• **THE EXERCISE**
Using the listing below, report all lines holding the word "Washington".

• **Extracted records**
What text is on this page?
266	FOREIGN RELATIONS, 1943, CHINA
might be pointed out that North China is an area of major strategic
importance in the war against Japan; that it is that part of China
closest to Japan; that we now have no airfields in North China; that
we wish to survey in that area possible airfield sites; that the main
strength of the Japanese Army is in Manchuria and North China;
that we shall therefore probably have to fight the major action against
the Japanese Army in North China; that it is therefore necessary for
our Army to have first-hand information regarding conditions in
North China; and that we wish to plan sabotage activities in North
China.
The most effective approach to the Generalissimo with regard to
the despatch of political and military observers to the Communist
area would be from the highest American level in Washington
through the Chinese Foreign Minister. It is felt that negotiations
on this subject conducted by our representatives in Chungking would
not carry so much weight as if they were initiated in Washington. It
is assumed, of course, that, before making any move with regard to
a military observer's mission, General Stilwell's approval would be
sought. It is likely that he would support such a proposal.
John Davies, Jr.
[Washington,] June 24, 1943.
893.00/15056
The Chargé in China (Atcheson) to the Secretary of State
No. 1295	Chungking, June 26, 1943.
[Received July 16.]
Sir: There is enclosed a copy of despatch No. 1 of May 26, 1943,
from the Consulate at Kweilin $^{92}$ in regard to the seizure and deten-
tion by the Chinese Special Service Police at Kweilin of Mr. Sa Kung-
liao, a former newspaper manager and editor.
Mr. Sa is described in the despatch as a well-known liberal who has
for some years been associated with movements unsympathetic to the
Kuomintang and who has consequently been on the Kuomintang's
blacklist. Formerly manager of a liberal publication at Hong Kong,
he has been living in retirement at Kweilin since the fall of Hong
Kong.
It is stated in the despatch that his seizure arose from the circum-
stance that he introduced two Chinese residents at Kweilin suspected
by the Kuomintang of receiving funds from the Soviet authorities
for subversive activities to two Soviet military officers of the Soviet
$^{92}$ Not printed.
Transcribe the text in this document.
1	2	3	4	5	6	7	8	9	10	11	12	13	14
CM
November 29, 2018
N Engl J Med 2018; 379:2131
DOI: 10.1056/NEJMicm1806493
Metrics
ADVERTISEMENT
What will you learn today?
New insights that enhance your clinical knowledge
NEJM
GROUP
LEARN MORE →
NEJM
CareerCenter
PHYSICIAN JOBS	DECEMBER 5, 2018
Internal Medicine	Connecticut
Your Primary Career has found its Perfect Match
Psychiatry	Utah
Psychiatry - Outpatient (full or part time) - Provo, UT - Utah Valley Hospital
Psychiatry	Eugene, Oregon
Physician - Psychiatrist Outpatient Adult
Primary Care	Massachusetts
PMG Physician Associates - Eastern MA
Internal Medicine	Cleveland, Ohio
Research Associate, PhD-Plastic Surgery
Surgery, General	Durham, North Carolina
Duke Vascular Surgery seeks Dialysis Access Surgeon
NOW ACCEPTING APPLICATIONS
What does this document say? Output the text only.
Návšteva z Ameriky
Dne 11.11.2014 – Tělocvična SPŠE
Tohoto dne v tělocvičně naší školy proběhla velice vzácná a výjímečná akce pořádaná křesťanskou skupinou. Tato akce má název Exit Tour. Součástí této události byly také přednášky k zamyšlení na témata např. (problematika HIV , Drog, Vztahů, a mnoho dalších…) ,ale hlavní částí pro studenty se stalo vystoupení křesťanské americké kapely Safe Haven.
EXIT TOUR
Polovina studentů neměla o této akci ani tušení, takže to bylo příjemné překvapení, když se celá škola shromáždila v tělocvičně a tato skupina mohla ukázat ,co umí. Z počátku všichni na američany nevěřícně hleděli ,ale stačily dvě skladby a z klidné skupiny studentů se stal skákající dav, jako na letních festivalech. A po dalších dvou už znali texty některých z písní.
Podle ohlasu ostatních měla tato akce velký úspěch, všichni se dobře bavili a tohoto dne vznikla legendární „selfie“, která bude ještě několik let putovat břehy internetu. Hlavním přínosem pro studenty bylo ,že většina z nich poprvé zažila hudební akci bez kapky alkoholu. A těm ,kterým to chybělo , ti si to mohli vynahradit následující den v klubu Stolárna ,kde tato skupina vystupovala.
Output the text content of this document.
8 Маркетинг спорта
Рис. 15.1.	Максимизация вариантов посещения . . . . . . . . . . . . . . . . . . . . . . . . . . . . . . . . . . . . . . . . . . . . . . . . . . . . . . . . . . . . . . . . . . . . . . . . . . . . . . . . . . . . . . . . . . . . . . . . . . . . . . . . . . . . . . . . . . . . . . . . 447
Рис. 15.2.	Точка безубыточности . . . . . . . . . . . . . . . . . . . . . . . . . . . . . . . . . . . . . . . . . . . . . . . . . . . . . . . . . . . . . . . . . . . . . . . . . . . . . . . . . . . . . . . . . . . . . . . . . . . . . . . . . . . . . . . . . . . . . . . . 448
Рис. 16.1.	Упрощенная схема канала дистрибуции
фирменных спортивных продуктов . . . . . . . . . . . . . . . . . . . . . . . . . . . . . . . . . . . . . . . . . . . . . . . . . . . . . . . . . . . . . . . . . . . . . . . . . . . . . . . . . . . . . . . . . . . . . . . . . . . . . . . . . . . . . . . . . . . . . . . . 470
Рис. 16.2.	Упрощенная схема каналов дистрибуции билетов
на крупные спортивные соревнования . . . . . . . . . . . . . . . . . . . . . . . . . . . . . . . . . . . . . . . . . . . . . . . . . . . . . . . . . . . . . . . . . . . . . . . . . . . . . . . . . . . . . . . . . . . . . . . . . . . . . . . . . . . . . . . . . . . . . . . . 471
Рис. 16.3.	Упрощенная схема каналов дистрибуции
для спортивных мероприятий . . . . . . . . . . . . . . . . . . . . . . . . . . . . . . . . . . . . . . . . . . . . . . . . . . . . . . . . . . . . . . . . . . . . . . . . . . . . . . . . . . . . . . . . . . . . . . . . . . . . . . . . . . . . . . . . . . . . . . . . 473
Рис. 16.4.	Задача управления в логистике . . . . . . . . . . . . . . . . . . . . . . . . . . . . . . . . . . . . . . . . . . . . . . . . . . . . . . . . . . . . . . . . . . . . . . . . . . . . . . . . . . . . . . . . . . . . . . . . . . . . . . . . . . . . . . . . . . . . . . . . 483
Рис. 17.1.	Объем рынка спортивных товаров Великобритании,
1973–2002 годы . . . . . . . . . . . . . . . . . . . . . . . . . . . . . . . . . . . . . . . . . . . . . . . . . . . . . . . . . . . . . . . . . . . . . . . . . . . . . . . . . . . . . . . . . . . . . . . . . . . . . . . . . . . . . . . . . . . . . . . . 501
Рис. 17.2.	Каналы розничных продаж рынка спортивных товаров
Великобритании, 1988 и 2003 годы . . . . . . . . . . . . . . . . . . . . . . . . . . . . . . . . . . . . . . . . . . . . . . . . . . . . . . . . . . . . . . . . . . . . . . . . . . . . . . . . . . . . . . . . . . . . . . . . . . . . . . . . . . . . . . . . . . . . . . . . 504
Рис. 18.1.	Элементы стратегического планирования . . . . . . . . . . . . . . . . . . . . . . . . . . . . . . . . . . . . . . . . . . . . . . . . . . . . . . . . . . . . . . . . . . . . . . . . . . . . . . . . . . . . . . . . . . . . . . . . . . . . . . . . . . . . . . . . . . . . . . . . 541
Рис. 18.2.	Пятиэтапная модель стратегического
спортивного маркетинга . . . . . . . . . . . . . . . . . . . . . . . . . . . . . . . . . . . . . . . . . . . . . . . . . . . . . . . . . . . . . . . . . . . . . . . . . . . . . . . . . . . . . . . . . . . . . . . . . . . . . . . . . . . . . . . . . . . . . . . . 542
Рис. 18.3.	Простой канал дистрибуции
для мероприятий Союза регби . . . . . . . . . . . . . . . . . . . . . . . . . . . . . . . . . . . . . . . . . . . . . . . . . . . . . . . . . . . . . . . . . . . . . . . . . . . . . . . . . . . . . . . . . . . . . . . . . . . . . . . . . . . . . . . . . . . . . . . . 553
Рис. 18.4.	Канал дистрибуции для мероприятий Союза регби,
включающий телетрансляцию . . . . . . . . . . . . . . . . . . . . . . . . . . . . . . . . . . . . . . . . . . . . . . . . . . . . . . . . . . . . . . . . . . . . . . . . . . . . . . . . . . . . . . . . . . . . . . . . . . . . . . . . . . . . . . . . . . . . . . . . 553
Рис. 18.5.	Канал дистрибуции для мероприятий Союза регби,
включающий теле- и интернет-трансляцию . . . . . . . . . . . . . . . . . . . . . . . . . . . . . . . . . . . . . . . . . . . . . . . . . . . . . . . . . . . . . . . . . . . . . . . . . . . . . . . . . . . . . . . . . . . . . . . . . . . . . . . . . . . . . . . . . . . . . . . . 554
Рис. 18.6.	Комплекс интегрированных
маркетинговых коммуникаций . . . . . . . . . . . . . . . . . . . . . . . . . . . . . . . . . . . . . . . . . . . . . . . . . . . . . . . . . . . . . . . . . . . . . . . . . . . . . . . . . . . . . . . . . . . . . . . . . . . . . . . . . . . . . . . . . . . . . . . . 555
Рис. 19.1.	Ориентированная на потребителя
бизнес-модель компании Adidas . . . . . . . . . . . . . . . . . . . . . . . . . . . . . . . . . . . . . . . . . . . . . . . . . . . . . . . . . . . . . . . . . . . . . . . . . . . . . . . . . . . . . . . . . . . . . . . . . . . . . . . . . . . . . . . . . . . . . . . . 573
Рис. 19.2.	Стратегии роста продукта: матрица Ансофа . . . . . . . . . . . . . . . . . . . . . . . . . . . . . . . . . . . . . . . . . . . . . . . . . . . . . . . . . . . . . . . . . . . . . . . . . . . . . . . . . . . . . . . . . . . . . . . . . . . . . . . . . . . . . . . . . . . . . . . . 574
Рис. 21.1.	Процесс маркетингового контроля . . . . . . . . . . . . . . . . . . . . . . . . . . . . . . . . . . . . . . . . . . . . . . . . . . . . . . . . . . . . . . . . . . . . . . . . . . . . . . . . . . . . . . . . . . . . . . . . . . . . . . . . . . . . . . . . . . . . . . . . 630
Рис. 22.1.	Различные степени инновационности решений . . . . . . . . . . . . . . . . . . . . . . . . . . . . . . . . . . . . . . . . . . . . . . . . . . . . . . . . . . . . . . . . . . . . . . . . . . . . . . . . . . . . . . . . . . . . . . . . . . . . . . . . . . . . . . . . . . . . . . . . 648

• **ANSWER TO THE PROBLEM**
area would be from the highest American level in Washington
not carry so much weight as if they were initiated in Washington. It
[Washington,] June 24, 1943.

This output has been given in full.